'''
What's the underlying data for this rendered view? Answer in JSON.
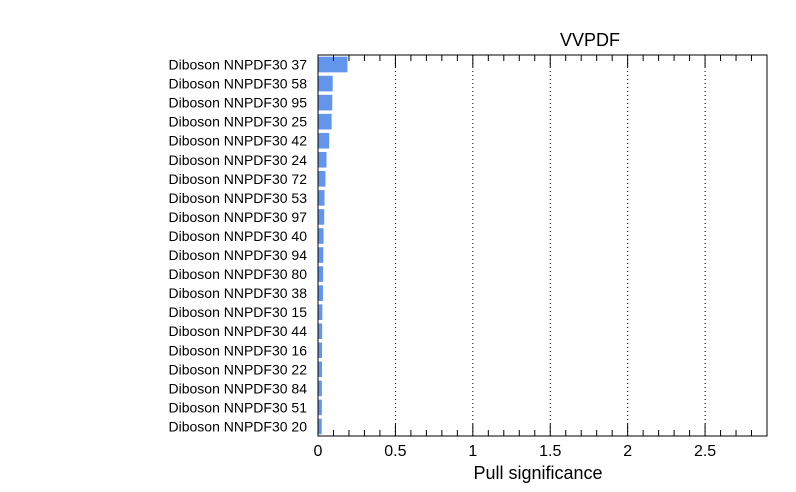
{
  "chart_data": {
    "type": "bar",
    "orientation": "horizontal",
    "title": "VVPDF",
    "xlabel": "Pull significance",
    "ylabel": "",
    "xlim": [
      0,
      2.9
    ],
    "xticks": [
      "0",
      "0.5",
      "1",
      "1.5",
      "2",
      "2.5"
    ],
    "grid": "vertical dotted at major ticks",
    "bar_color": "#6495ed",
    "categories": [
      "Diboson NNPDF30 37",
      "Diboson NNPDF30 58",
      "Diboson NNPDF30 95",
      "Diboson NNPDF30 25",
      "Diboson NNPDF30 42",
      "Diboson NNPDF30 24",
      "Diboson NNPDF30 72",
      "Diboson NNPDF30 53",
      "Diboson NNPDF30 97",
      "Diboson NNPDF30 40",
      "Diboson NNPDF30 94",
      "Diboson NNPDF30 80",
      "Diboson NNPDF30 38",
      "Diboson NNPDF30 15",
      "Diboson NNPDF30 44",
      "Diboson NNPDF30 16",
      "Diboson NNPDF30 22",
      "Diboson NNPDF30 84",
      "Diboson NNPDF30 51",
      "Diboson NNPDF30 20"
    ],
    "values": [
      0.19,
      0.095,
      0.092,
      0.088,
      0.072,
      0.055,
      0.048,
      0.042,
      0.04,
      0.036,
      0.034,
      0.033,
      0.032,
      0.028,
      0.027,
      0.026,
      0.026,
      0.025,
      0.025,
      0.024
    ]
  }
}
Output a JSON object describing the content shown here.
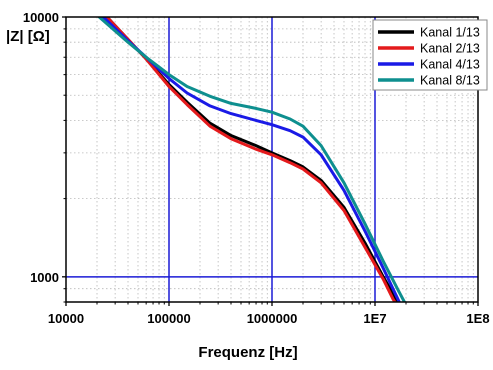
{
  "chart_data": {
    "type": "line",
    "xlabel": "Frequenz [Hz]",
    "ylabel": "|Z| [Ω]",
    "xscale": "log",
    "yscale": "log",
    "xlim": [
      10000,
      100000000
    ],
    "ylim": [
      800,
      10000
    ],
    "x_ticks": [
      {
        "value": 10000,
        "label": "10000"
      },
      {
        "value": 100000,
        "label": "100000"
      },
      {
        "value": 1000000,
        "label": "1000000"
      },
      {
        "value": 10000000,
        "label": "1E7"
      },
      {
        "value": 100000000,
        "label": "1E8"
      }
    ],
    "y_ticks": [
      {
        "value": 1000,
        "label": "1000"
      },
      {
        "value": 10000,
        "label": "10000"
      }
    ],
    "grid": true,
    "legend_position": "top-right",
    "series": [
      {
        "name": "Kanal 1/13",
        "color": "#000000",
        "x": [
          25000,
          40000,
          60000,
          100000,
          150000,
          250000,
          400000,
          700000,
          1000000,
          1500000,
          2000000,
          3000000,
          5000000,
          8000000,
          12000000,
          16000000,
          18000000
        ],
        "y": [
          10000,
          8200,
          6900,
          5500,
          4700,
          3900,
          3500,
          3200,
          3000,
          2800,
          2650,
          2350,
          1850,
          1350,
          1000,
          820,
          760
        ]
      },
      {
        "name": "Kanal 2/13",
        "color": "#e41a1c",
        "x": [
          25000,
          40000,
          60000,
          100000,
          150000,
          250000,
          400000,
          700000,
          1000000,
          1500000,
          2000000,
          3000000,
          5000000,
          8000000,
          12000000,
          15000000,
          17000000
        ],
        "y": [
          10000,
          8200,
          6900,
          5400,
          4600,
          3800,
          3400,
          3100,
          2950,
          2750,
          2600,
          2300,
          1800,
          1300,
          980,
          820,
          760
        ]
      },
      {
        "name": "Kanal 4/13",
        "color": "#1a1ae6",
        "x": [
          23000,
          40000,
          60000,
          100000,
          150000,
          250000,
          400000,
          700000,
          1000000,
          1500000,
          2000000,
          3000000,
          5000000,
          8000000,
          12000000,
          16000000,
          18000000
        ],
        "y": [
          10000,
          8100,
          7000,
          5800,
          5100,
          4550,
          4250,
          4000,
          3850,
          3650,
          3450,
          2950,
          2150,
          1500,
          1080,
          850,
          770
        ]
      },
      {
        "name": "Kanal 8/13",
        "color": "#0e8f8f",
        "x": [
          21000,
          40000,
          60000,
          100000,
          150000,
          250000,
          400000,
          700000,
          1000000,
          1500000,
          2000000,
          3000000,
          5000000,
          8000000,
          12000000,
          17000000,
          20000000
        ],
        "y": [
          10000,
          8000,
          7000,
          6000,
          5400,
          4950,
          4650,
          4450,
          4300,
          4050,
          3800,
          3200,
          2300,
          1600,
          1150,
          880,
          780
        ]
      }
    ]
  }
}
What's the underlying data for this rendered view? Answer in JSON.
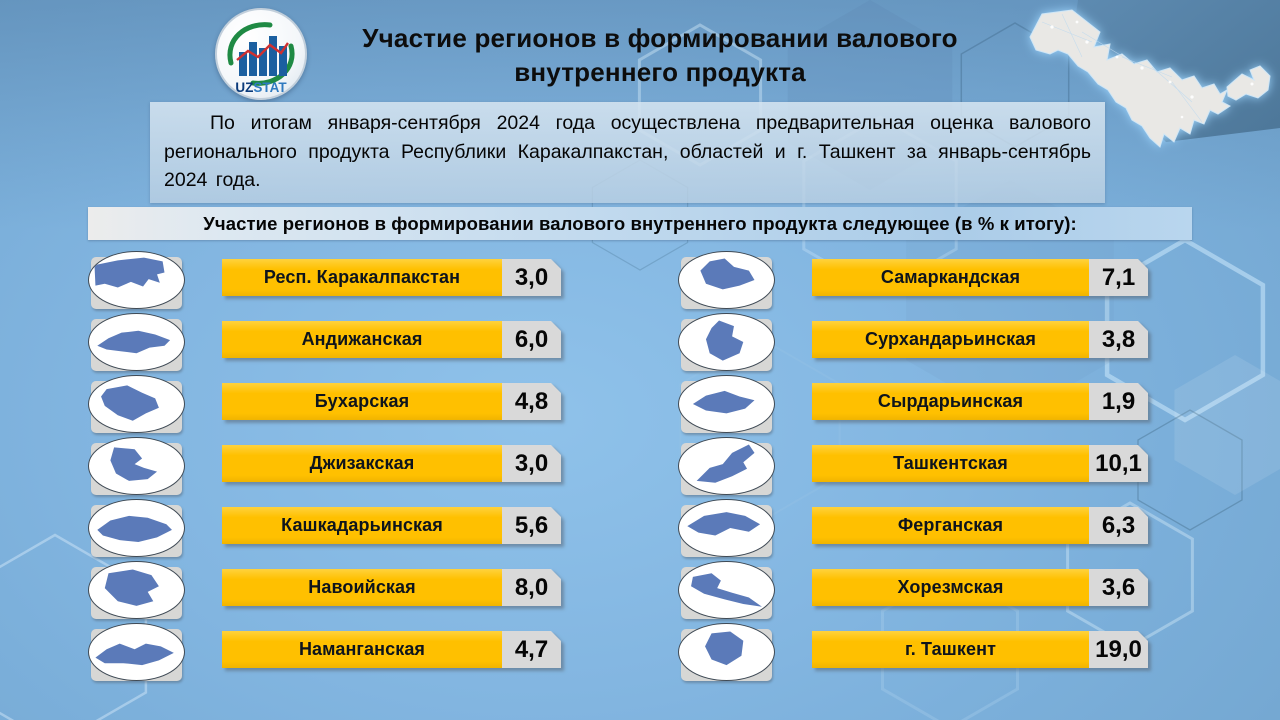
'''
List all lines from the entries that include the word "Kanal".

        "name": "Kanal 1/13",
        "name": "Kanal 2/13",
        "name": "Kanal 4/13",
        "name": "Kanal 8/13",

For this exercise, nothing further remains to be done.